Stated task:
Check every line below for the word "JSON" and give only the number of lines where it appears.

Data listing:
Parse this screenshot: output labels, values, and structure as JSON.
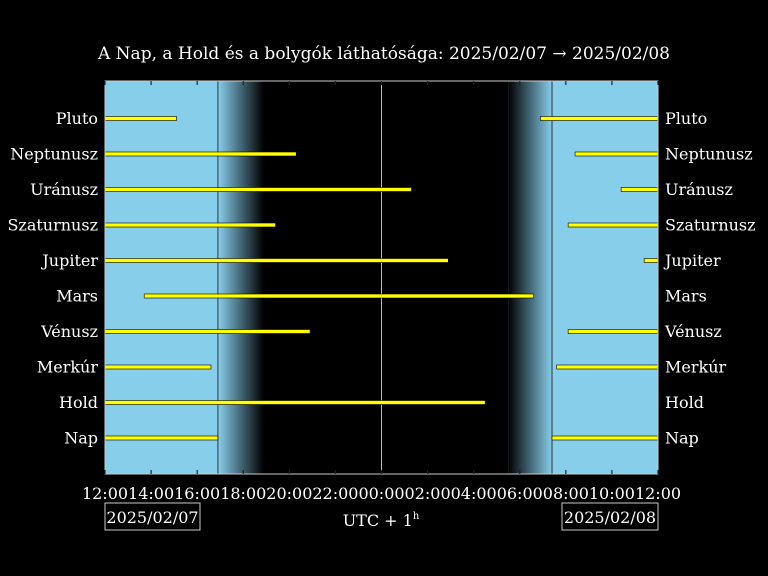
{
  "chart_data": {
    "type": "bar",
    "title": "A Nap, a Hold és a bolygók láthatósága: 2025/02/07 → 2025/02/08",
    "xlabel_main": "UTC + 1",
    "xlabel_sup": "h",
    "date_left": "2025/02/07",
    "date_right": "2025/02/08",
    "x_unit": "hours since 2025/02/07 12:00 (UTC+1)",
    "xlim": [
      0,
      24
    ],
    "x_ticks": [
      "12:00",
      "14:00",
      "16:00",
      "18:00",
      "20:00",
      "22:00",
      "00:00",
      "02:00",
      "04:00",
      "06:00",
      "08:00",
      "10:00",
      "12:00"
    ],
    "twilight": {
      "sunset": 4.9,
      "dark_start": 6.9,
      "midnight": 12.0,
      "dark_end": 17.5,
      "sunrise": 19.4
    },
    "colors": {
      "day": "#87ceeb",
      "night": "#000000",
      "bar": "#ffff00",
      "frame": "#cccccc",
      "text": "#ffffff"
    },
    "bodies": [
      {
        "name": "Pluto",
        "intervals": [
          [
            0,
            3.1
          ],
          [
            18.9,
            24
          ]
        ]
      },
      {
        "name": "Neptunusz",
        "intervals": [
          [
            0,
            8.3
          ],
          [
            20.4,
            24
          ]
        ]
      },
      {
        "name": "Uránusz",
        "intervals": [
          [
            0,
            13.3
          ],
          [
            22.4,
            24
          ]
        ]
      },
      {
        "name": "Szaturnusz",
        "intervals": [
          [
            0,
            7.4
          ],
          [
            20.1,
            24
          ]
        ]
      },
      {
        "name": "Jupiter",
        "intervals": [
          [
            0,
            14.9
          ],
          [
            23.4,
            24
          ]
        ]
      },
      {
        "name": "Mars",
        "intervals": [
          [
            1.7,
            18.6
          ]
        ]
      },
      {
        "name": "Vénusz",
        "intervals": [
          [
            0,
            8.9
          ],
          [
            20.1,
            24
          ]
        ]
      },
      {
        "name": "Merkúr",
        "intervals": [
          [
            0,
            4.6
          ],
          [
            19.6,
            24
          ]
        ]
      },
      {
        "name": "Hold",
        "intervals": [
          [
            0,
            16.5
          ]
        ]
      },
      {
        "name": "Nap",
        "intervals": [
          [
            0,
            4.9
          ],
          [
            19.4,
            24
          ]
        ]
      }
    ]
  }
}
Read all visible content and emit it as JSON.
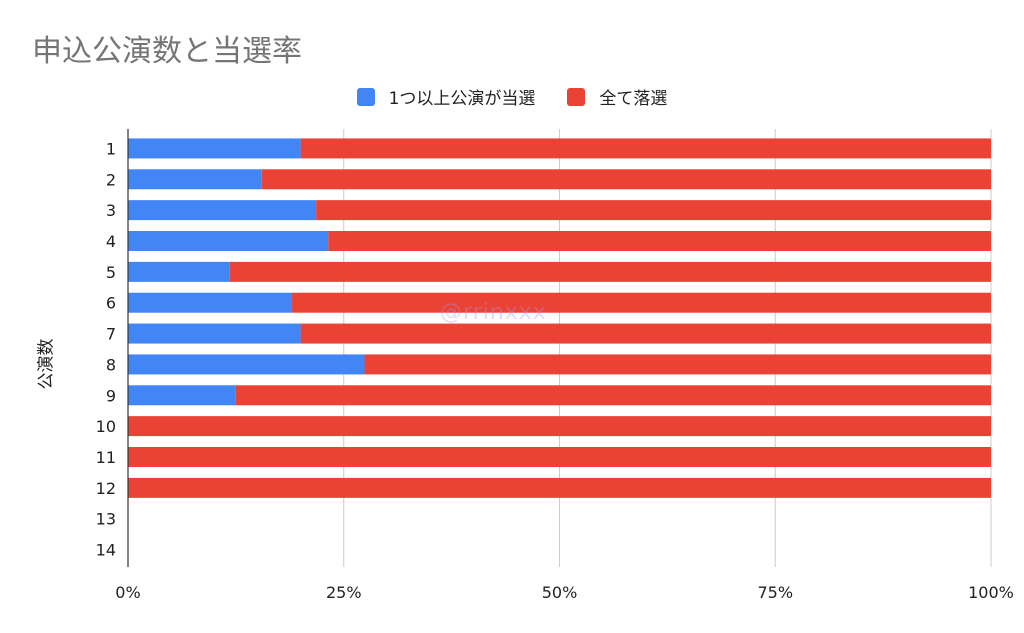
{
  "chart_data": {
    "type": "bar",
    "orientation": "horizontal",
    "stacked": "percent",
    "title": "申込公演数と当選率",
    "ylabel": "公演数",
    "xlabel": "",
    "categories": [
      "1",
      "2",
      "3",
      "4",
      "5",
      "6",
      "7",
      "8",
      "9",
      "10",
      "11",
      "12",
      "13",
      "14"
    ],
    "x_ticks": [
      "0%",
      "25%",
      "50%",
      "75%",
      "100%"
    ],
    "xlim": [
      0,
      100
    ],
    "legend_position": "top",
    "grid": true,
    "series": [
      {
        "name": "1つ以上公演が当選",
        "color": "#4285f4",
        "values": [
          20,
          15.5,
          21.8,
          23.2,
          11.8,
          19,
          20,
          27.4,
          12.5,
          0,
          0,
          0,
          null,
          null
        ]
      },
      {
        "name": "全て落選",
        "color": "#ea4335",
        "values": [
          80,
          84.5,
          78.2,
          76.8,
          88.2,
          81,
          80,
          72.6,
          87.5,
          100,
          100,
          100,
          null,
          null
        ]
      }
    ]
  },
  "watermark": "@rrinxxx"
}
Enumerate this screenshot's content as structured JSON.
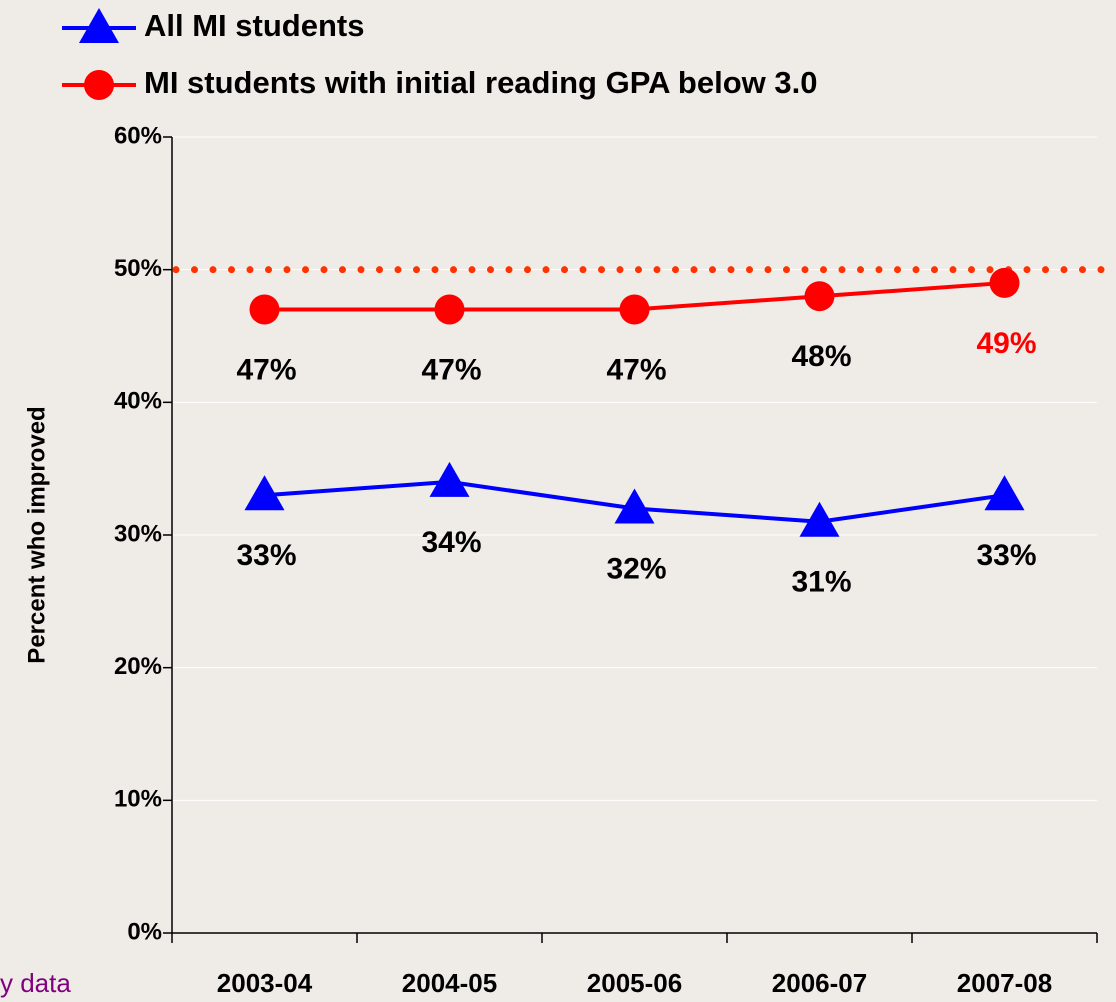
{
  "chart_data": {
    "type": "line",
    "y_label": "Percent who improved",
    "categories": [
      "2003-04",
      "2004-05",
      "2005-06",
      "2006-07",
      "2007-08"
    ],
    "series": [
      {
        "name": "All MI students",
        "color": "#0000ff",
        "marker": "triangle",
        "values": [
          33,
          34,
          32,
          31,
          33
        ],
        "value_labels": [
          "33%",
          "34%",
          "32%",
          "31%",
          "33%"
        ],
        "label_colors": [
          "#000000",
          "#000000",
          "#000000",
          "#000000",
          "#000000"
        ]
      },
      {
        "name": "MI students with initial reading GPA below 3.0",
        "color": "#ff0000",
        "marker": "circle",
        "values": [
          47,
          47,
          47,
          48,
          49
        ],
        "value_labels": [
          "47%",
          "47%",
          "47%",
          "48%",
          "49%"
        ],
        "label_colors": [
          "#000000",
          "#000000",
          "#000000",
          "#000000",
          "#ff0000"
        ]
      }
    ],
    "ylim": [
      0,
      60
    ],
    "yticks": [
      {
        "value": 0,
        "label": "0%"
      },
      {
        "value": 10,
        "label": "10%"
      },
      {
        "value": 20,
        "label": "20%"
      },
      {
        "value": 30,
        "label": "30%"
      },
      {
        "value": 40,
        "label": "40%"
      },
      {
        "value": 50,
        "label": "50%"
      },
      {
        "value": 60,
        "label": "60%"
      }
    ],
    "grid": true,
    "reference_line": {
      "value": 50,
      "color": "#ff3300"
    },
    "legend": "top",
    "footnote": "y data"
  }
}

Correct result:
3